→ **EXERCISE TASK**:
Render every line of the records below as a JSON list of strings, one string per line, skipping blank lines. Leave the pictures out.

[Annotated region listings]
--- start ---

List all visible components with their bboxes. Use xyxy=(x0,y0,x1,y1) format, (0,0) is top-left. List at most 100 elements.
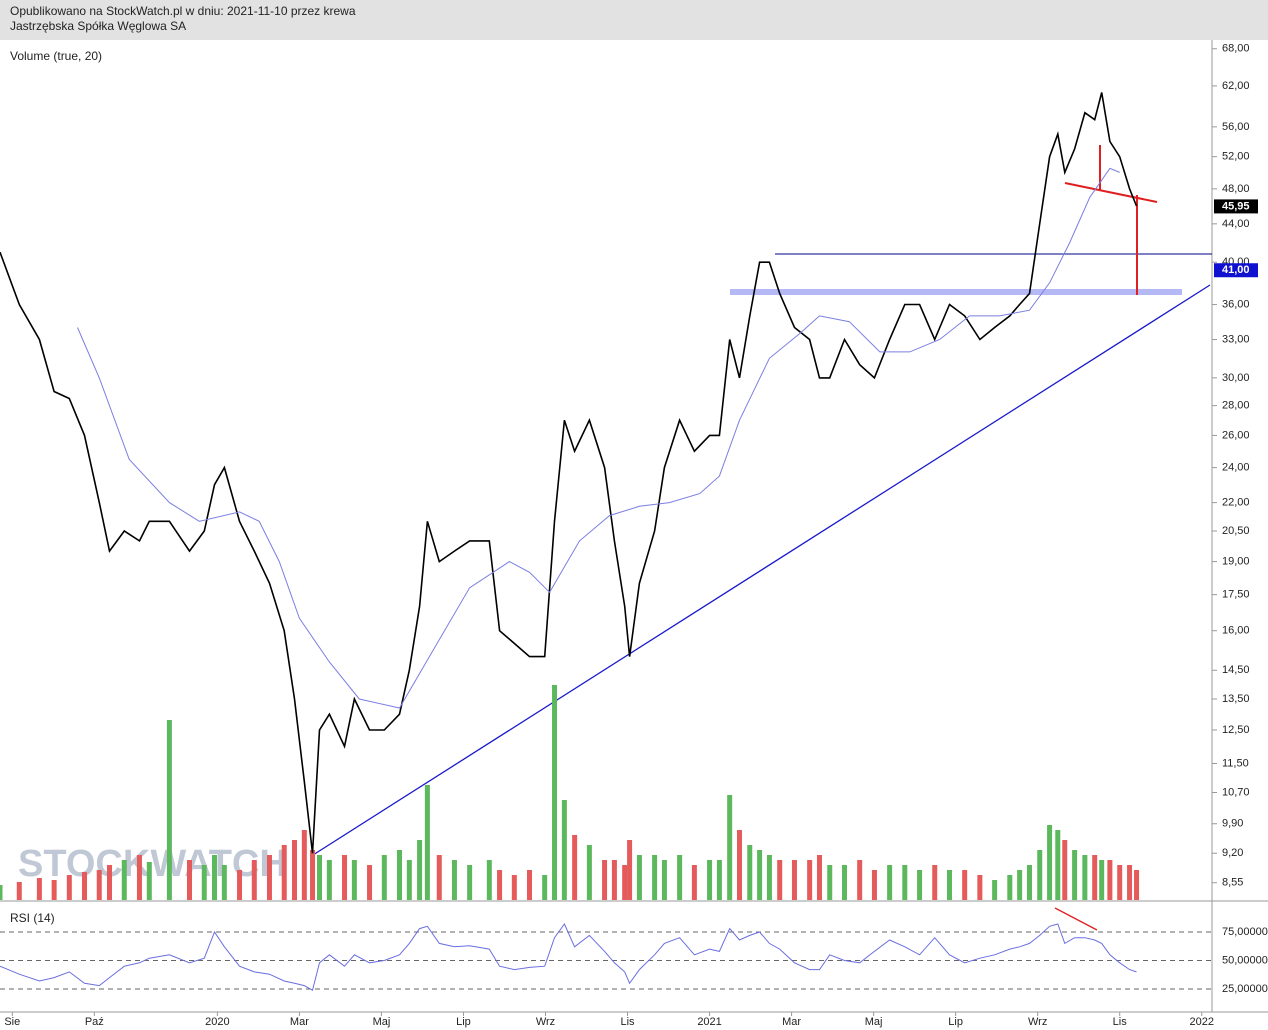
y-tick-label: 14,50 xyxy=(1222,664,1250,676)
volume-bar xyxy=(281,845,287,900)
price-label-box xyxy=(1214,263,1258,278)
volume-bar xyxy=(677,855,683,900)
volume-bar xyxy=(1072,850,1078,900)
volume-bar xyxy=(932,865,938,900)
y-tick-label: 12,50 xyxy=(1222,724,1250,736)
volume-bar xyxy=(757,850,763,900)
rsi-tick-label: 75,00000 xyxy=(1222,926,1268,938)
y-tick-label: 17,50 xyxy=(1222,589,1250,601)
volume-bar xyxy=(237,870,243,900)
volume-bar xyxy=(527,870,533,900)
divergence-line xyxy=(1054,907,1098,931)
x-tick-label: 2022 xyxy=(1190,1016,1214,1028)
volume-bar xyxy=(1134,870,1140,900)
volume-bar xyxy=(887,865,893,900)
volume-bar xyxy=(146,862,152,900)
volume-bar xyxy=(652,855,658,900)
x-tick-label: Wrz xyxy=(536,1016,555,1028)
x-tick-label: 2020 xyxy=(205,1016,229,1028)
header-bar xyxy=(0,0,1268,40)
x-tick-label: Maj xyxy=(373,1016,391,1028)
volume-bar xyxy=(310,850,316,900)
y-tick-label: 26,00 xyxy=(1222,429,1250,441)
volume-bar xyxy=(842,865,848,900)
volume-bar xyxy=(317,855,323,900)
volume-bar xyxy=(81,872,87,900)
volume-label: Volume (true, 20) xyxy=(10,49,102,63)
volume-bar xyxy=(992,880,998,900)
y-tick-label: 24,00 xyxy=(1222,462,1250,474)
volume-bar xyxy=(661,860,667,900)
neckline xyxy=(1064,182,1158,203)
volume-bar xyxy=(96,870,102,900)
volume-bar xyxy=(622,865,628,900)
volume-bar xyxy=(1017,870,1023,900)
x-tick-label: Sie xyxy=(4,1016,20,1028)
volume-bar xyxy=(424,785,430,900)
y-tick-label: 8,55 xyxy=(1222,877,1243,889)
y-tick-label: 30,00 xyxy=(1222,372,1250,384)
volume-bar xyxy=(777,860,783,900)
volume-bar xyxy=(467,865,473,900)
y-tick-label: 13,50 xyxy=(1222,693,1250,705)
volume-bar xyxy=(486,860,492,900)
y-tick-label: 44,00 xyxy=(1222,218,1250,230)
x-tick-label: Lip xyxy=(456,1016,471,1028)
volume-bar xyxy=(1047,825,1053,900)
y-tick-label: 68,00 xyxy=(1222,43,1250,55)
y-tick-label: 33,00 xyxy=(1222,333,1250,345)
x-tick-label: Wrz xyxy=(1028,1016,1047,1028)
y-tick-label: 11,50 xyxy=(1222,757,1249,769)
x-tick-label: Lis xyxy=(621,1016,636,1028)
volume-bar xyxy=(917,870,923,900)
volume-bar xyxy=(1026,865,1032,900)
volume-bar xyxy=(707,860,713,900)
volume-bar xyxy=(221,865,227,900)
x-tick-label: Mar xyxy=(782,1016,801,1028)
x-tick-label: Paź xyxy=(85,1016,104,1028)
volume-bar xyxy=(121,860,127,900)
x-tick-label: Lip xyxy=(948,1016,963,1028)
volume-bar xyxy=(572,835,578,900)
rsi-label: RSI (14) xyxy=(10,911,55,925)
volume-bar xyxy=(691,865,697,900)
y-tick-label: 48,00 xyxy=(1222,183,1250,195)
volume-bar xyxy=(291,840,297,900)
y-tick-label: 19,00 xyxy=(1222,555,1250,567)
volume-bar xyxy=(186,860,192,900)
volume-bar xyxy=(166,720,172,900)
volume-bar xyxy=(1117,865,1123,900)
volume-bar xyxy=(791,860,797,900)
volume-bar xyxy=(436,855,442,900)
volume-bar xyxy=(251,860,257,900)
volume-bar xyxy=(727,795,733,900)
volume-bar xyxy=(396,850,402,900)
x-tick-label: Mar xyxy=(290,1016,309,1028)
y-tick-label: 16,00 xyxy=(1222,625,1250,637)
volume-bar xyxy=(212,855,218,900)
volume-bar xyxy=(827,865,833,900)
volume-bar xyxy=(1092,855,1098,900)
y-tick-label: 9,20 xyxy=(1222,847,1243,859)
volume-bar xyxy=(107,865,113,900)
volume-bar xyxy=(511,875,517,900)
y-tick-label: 62,00 xyxy=(1222,80,1250,92)
volume-bar xyxy=(326,860,332,900)
volume-bar xyxy=(451,860,457,900)
volume-bar xyxy=(136,855,142,900)
volume-bar xyxy=(1099,860,1105,900)
volume-bar xyxy=(586,845,592,900)
price-line xyxy=(77,167,1120,709)
x-tick-label: 2021 xyxy=(697,1016,721,1028)
volume-bar xyxy=(636,855,642,900)
volume-bar xyxy=(1062,840,1068,900)
y-tick-label: 9,90 xyxy=(1222,818,1243,830)
volume-bar xyxy=(1127,865,1133,900)
volume-bar xyxy=(627,840,633,900)
volume-bar xyxy=(716,860,722,900)
volume-bar xyxy=(977,875,983,900)
volume-bar xyxy=(857,860,863,900)
volume-bar xyxy=(0,885,3,900)
volume-bar xyxy=(266,855,272,900)
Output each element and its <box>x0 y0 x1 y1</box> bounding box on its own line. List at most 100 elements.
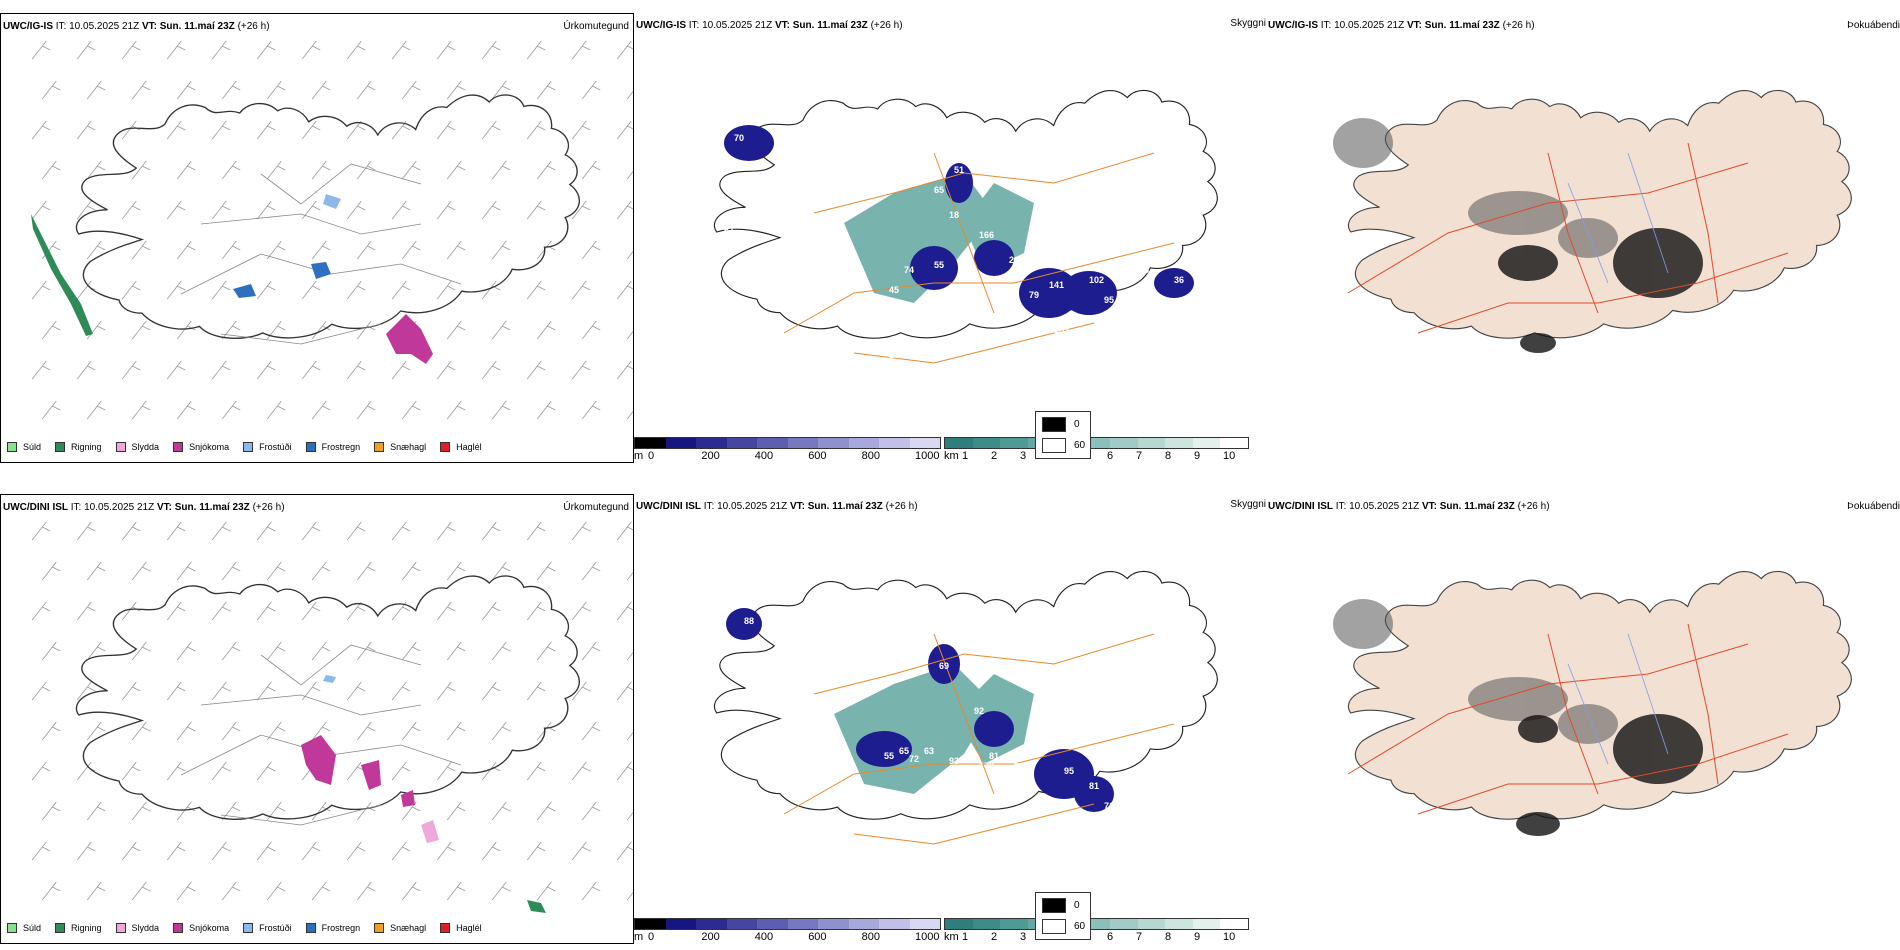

--- end ---

→ **FINISHED EXERCISE**:
[
  "List all visible components with their bboxes. Use xyxy=(x0,y0,x1,y1) format, (0,0) is top-left. List at most 100 elements.",
  "y-tick-label: 14,50 xyxy=(1222,664,1250,676)",
  "volume-bar xyxy=(281,845,287,900)",
  "price-label-box xyxy=(1214,263,1258,278)",
  "volume-bar xyxy=(677,855,683,900)",
  "volume-bar xyxy=(1072,850,1078,900)",
  "volume-bar xyxy=(932,865,938,900)",
  "y-tick-label: 12,50 xyxy=(1222,724,1250,736)",
  "volume-bar xyxy=(757,850,763,900)",
  "rsi-tick-label: 75,00000 xyxy=(1222,926,1268,938)",
  "y-tick-label: 17,50 xyxy=(1222,589,1250,601)",
  "volume-bar xyxy=(237,870,243,900)",
  "volume-bar xyxy=(527,870,533,900)",
  "divergence-line xyxy=(1054,907,1098,931)",
  "x-tick-label: 2022 xyxy=(1190,1016,1214,1028)",
  "volume-bar xyxy=(1134,870,1140,900)",
  "volume-bar xyxy=(887,865,893,900)",
  "volume-bar xyxy=(146,862,152,900)",
  "volume-bar xyxy=(652,855,658,900)",
  "x-tick-label: Wrz xyxy=(536,1016,555,1028)",
  "x-tick-label: 2020 xyxy=(205,1016,229,1028)",
  "header-bar xyxy=(0,0,1268,40)",
  "x-tick-label: Maj xyxy=(373,1016,391,1028)",
  "volume-bar xyxy=(310,850,316,900)",
  "y-tick-label: 26,00 xyxy=(1222,429,1250,441)",
  "volume-bar xyxy=(842,865,848,900)",
  "volume-bar xyxy=(317,855,323,900)",
  "volume-bar xyxy=(81,872,87,900)",
  "volume-label: Volume (true, 20) xyxy=(10,49,102,63)",
  "volume-bar xyxy=(992,880,998,900)",
  "y-tick-label: 24,00 xyxy=(1222,462,1250,474)",
  "volume-bar xyxy=(661,860,667,900)",
  "neckline xyxy=(1064,182,1158,203)",
  "volume-bar xyxy=(96,870,102,900)",
  "volume-bar xyxy=(622,865,628,900)",
  "volume-bar xyxy=(1017,870,1023,900)",
  "x-tick-label: Sie xyxy=(4,1016,20,1028)",
  "volume-bar xyxy=(424,785,430,900)",
  "y-tick-label: 8,55 xyxy=(1222,877,1243,889)",
  "y-tick-label: 30,00 xyxy=(1222,372,1250,384)",
  "volume-bar xyxy=(777,860,783,900)",
  "volume-bar xyxy=(467,865,473,900)",
  "y-tick-label: 13,50 xyxy=(1222,693,1250,705)",
  "volume-bar xyxy=(486,860,492,900)",
  "y-tick-label: 44,00 xyxy=(1222,218,1250,230)",
  "x-tick-label: Lip xyxy=(456,1016,471,1028)",
  "volume-bar xyxy=(1047,825,1053,900)",
  "y-tick-label: 68,00 xyxy=(1222,43,1250,55)",
  "y-tick-label: 33,00 xyxy=(1222,333,1250,345)",
  "x-tick-label: Wrz xyxy=(1028,1016,1047,1028)",
  "y-tick-label: 11,50 xyxy=(1222,757,1249,769)",
  "x-tick-label: Lis xyxy=(621,1016,636,1028)",
  "volume-bar xyxy=(917,870,923,900)",
  "volume-bar xyxy=(1026,865,1032,900)",
  "volume-bar xyxy=(707,860,713,900)",
  "volume-bar xyxy=(221,865,227,900)",
  "x-tick-label: Mar xyxy=(782,1016,801,1028)",
  "x-tick-label: Paź xyxy=(85,1016,104,1028)",
  "volume-bar xyxy=(121,860,127,900)",
  "x-tick-label: Lip xyxy=(948,1016,963,1028)",
  "volume-bar xyxy=(572,835,578,900)",
  "rsi-label: RSI (14) xyxy=(10,911,55,925)",
  "volume-bar xyxy=(691,865,697,900)",
  "y-tick-label: 48,00 xyxy=(1222,183,1250,195)",
  "volume-bar xyxy=(291,840,297,900)",
  "y-tick-label: 19,00 xyxy=(1222,555,1250,567)",
  "volume-bar xyxy=(186,860,192,900)",
  "volume-bar xyxy=(166,720,172,900)",
  "volume-bar xyxy=(1117,865,1123,900)",
  "volume-bar xyxy=(791,860,797,900)",
  "volume-bar xyxy=(436,855,442,900)",
  "volume-bar xyxy=(251,860,257,900)",
  "volume-bar xyxy=(727,795,733,900)",
  "volume-bar xyxy=(396,850,402,900)",
  "x-tick-label: Mar xyxy=(290,1016,309,1028)",
  "y-tick-label: 16,00 xyxy=(1222,625,1250,637)",
  "volume-bar xyxy=(212,855,218,900)",
  "volume-bar xyxy=(827,865,833,900)",
  "volume-bar xyxy=(1092,855,1098,900)",
  "y-tick-label: 9,20 xyxy=(1222,847,1243,859)",
  "volume-bar xyxy=(107,865,113,900)",
  "volume-bar xyxy=(511,875,517,900)",
  "y-tick-label: 62,00 xyxy=(1222,80,1250,92)",
  "volume-bar xyxy=(326,860,332,900)",
  "volume-bar xyxy=(451,860,457,900)",
  "volume-bar xyxy=(136,855,142,900)",
  "volume-bar xyxy=(1099,860,1105,900)",
  "volume-bar xyxy=(586,845,592,900)",
  "price-line xyxy=(77,167,1120,709)",
  "x-tick-label: 2021 xyxy=(697,1016,721,1028)",
  "volume-bar xyxy=(636,855,642,900)",
  "volume-bar xyxy=(1062,840,1068,900)",
  "y-tick-label: 9,90 xyxy=(1222,818,1243,830)",
  "volume-bar xyxy=(1127,865,1133,900)",
  "volume-bar xyxy=(627,840,633,900)",
  "volume-bar xyxy=(716,860,722,900)",
  "volume-bar xyxy=(977,875,983,900)",
  "volume-bar xyxy=(857,860,863,900)",
  "volume-bar xyxy=(0,885,3,900)",
  "volume-bar xyxy=(266,855,272,900)",
  "Output each element and its <box>x0 y0 x1 y1</box> bounding box on its own line. List at most 100 elements."
]